● **Exercise instructions**: Below is a listing. Gather each line of it that contains "data".

----------------

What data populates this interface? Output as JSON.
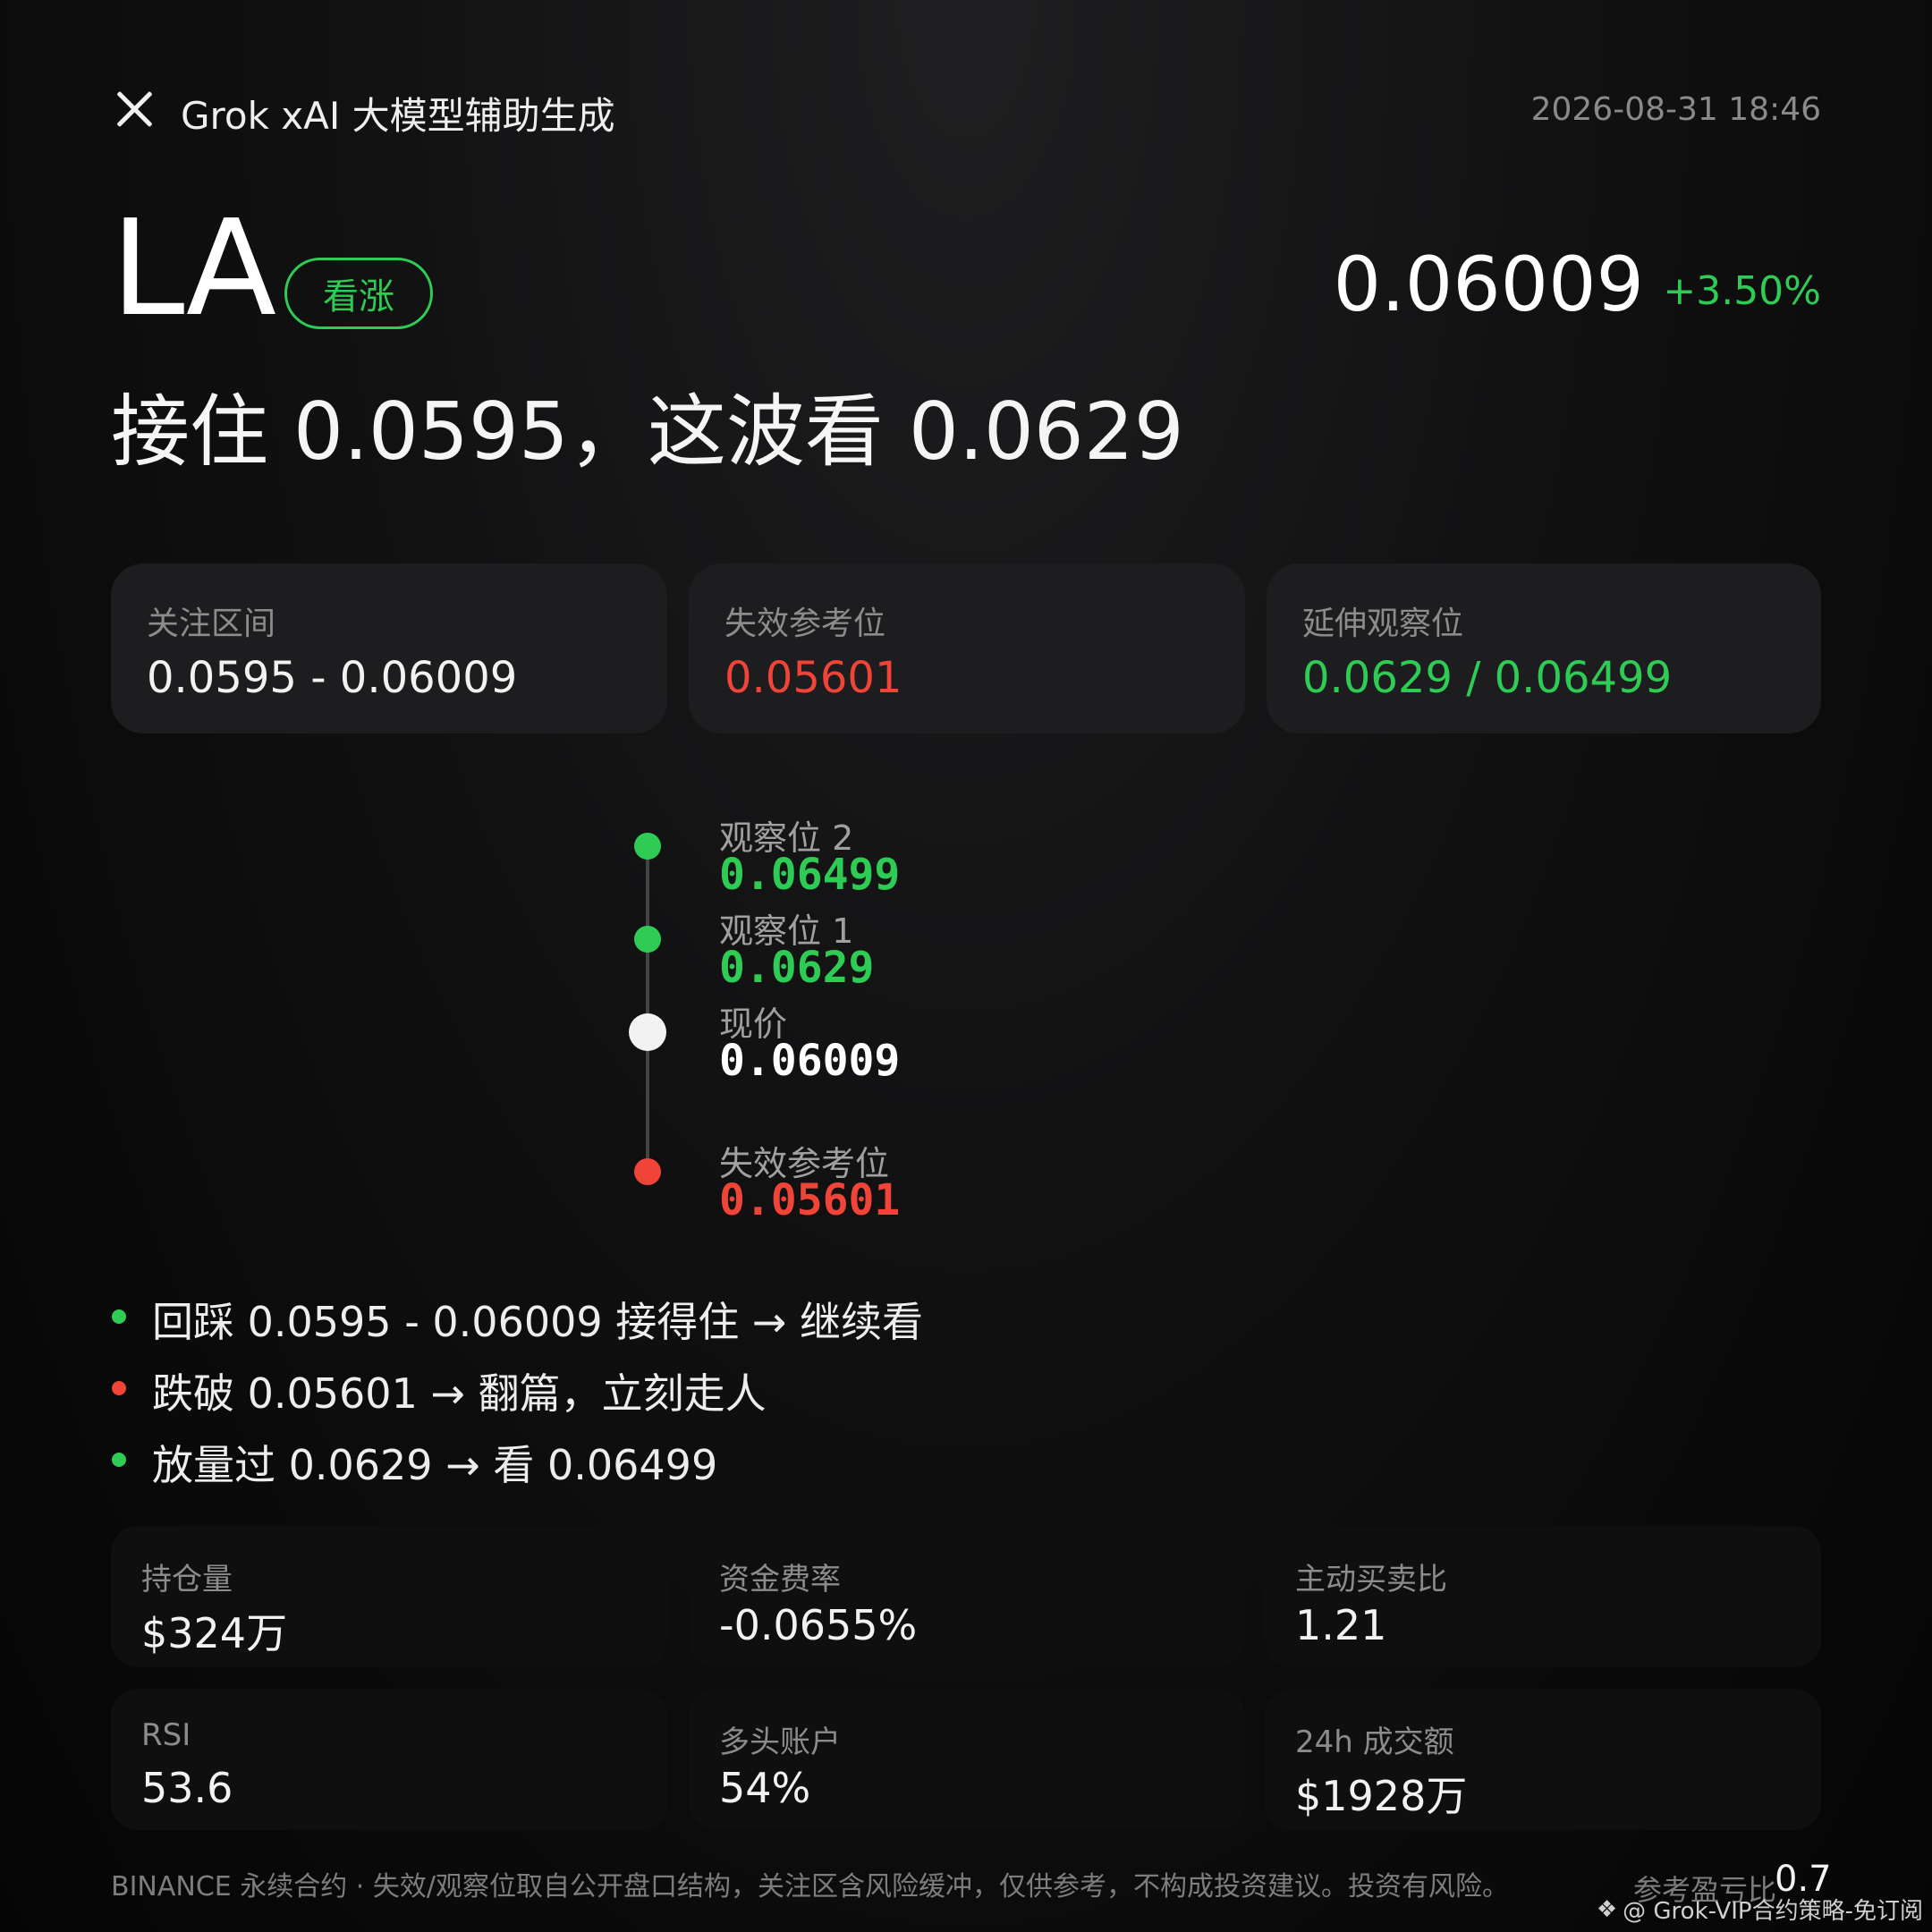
{
  "header": {
    "title": "Grok xAI 大模型辅助生成",
    "timestamp": "2026-08-31 18:46"
  },
  "hero": {
    "symbol": "LA",
    "bias": "看涨",
    "price": "0.06009",
    "change": "+3.50%",
    "headline": "接住 0.0595，这波看 0.0629"
  },
  "levels": [
    {
      "label": "关注区间",
      "value": "0.0595 - 0.06009"
    },
    {
      "label": "失效参考位",
      "value": "0.05601"
    },
    {
      "label": "延伸观察位",
      "value": "0.0629 / 0.06499"
    }
  ],
  "ladder": [
    {
      "label": "观察位 2",
      "value": "0.06499"
    },
    {
      "label": "观察位 1",
      "value": "0.0629"
    },
    {
      "label": "现价",
      "value": "0.06009"
    },
    {
      "label": "失效参考位",
      "value": "0.05601"
    }
  ],
  "scenarios": [
    "回踩 0.0595 - 0.06009 接得住 → 继续看",
    "跌破 0.05601 → 翻篇，立刻走人",
    "放量过 0.0629 → 看 0.06499"
  ],
  "stats": [
    {
      "label": "持仓量",
      "value": "$324万"
    },
    {
      "label": "资金费率",
      "value": "-0.0655%"
    },
    {
      "label": "主动买卖比",
      "value": "1.21"
    },
    {
      "label": "RSI",
      "value": "53.6"
    },
    {
      "label": "多头账户",
      "value": "54%"
    },
    {
      "label": "24h 成交额",
      "value": "$1928万"
    }
  ],
  "footer": {
    "note": "BINANCE 永续合约 · 失效/观察位取自公开盘口结构，关注区含风险缓冲，仅供参考，不构成投资建议。投资有风险。",
    "rr_label": "参考盈亏比",
    "rr_value": "0.7",
    "watermark": "@ Grok-VIP合约策略-免订阅"
  },
  "colors": {
    "bull": "#2ecc55",
    "bear": "#f04438",
    "current": "#f2f2f2"
  }
}
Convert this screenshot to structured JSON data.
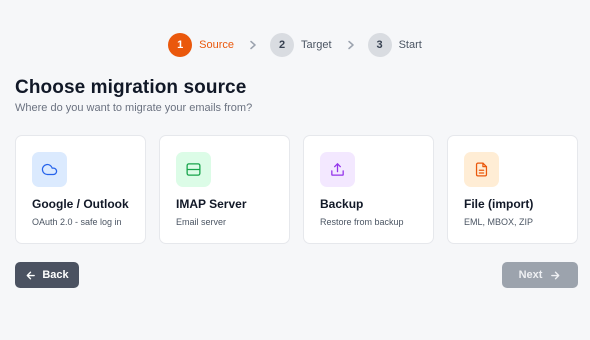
{
  "stepper": {
    "steps": [
      {
        "number": "1",
        "label": "Source"
      },
      {
        "number": "2",
        "label": "Target"
      },
      {
        "number": "3",
        "label": "Start"
      }
    ]
  },
  "heading": {
    "title": "Choose migration source",
    "subtitle": "Where do you want to migrate your emails from?"
  },
  "sources": [
    {
      "title": "Google / Outlook",
      "description": "OAuth 2.0 - safe log in",
      "icon": "cloud-icon"
    },
    {
      "title": "IMAP Server",
      "description": "Email server",
      "icon": "server-icon"
    },
    {
      "title": "Backup",
      "description": "Restore from backup",
      "icon": "upload-icon"
    },
    {
      "title": "File (import)",
      "description": "EML, MBOX, ZIP",
      "icon": "file-icon"
    }
  ],
  "footer": {
    "back_label": "Back",
    "next_label": "Next"
  },
  "colors": {
    "accent": "#ea580c",
    "cloud_bg": "#dbeafe",
    "server_bg": "#dcfce7",
    "upload_bg": "#f3e8ff",
    "file_bg": "#ffedd5"
  }
}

----------------

● **Final result**:
What data populates this interface? Output as JSON.
Convert this screenshot to structured JSON data.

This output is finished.